## Work to be completed
Wherever the word "this" appears in the entries, copy the whole line.

------ Rows

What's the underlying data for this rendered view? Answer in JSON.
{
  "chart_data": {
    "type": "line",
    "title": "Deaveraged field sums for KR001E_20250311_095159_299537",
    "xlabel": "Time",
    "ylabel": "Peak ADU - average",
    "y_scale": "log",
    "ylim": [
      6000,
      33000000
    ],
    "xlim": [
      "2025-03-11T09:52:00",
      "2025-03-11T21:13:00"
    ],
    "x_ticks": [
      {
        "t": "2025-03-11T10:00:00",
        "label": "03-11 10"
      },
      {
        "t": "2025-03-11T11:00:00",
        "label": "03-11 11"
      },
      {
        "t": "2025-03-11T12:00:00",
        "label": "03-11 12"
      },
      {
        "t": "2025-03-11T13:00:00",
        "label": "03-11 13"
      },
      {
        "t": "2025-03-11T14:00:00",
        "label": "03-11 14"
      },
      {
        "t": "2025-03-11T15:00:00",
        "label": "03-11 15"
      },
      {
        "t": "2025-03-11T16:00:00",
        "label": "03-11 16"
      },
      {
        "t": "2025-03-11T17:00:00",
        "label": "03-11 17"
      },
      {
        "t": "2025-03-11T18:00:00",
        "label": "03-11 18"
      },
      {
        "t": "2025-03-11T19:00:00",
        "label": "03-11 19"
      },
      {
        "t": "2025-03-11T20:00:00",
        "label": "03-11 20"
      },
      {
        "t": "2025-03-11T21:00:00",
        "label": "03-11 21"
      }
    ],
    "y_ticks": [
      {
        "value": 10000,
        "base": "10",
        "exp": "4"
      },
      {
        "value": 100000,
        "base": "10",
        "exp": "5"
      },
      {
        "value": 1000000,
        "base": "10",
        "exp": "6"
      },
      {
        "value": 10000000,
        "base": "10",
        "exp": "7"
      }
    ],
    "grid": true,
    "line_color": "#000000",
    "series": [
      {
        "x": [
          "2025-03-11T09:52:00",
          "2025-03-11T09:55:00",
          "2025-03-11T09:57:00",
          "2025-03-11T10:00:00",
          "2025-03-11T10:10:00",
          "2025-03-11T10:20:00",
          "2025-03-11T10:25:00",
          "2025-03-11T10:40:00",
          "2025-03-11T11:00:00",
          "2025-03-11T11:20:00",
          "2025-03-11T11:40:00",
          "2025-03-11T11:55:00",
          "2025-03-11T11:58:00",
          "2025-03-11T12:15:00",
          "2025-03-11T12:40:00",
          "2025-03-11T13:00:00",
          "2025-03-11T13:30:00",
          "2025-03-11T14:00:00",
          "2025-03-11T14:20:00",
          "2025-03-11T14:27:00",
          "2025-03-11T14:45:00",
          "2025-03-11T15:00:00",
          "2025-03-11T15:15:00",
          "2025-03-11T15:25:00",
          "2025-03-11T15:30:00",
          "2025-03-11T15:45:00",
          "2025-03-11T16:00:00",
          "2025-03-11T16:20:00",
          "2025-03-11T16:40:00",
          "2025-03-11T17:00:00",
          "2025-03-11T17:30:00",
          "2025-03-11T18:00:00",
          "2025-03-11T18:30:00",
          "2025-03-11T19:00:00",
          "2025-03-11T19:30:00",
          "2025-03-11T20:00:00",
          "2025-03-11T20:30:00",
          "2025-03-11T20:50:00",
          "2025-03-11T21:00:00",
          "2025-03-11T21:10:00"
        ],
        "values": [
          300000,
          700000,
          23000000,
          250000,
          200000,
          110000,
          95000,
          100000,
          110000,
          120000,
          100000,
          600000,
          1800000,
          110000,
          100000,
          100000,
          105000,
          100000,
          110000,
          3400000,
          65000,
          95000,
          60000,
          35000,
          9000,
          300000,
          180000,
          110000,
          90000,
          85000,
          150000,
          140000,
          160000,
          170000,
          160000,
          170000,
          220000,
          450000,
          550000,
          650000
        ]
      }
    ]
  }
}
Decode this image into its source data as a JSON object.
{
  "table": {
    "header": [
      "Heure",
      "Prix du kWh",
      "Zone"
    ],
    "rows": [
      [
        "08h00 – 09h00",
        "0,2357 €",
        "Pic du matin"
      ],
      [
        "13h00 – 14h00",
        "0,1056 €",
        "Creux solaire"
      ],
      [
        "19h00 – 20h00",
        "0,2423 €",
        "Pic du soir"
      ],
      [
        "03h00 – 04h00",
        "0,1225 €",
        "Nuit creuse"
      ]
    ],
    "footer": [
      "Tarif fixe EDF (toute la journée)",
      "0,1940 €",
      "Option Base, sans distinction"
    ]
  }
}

------------

## Answer to the problem
What's the underlying data for this rendered view? Answer in JSON.
Decode this image into its source data as a JSON object.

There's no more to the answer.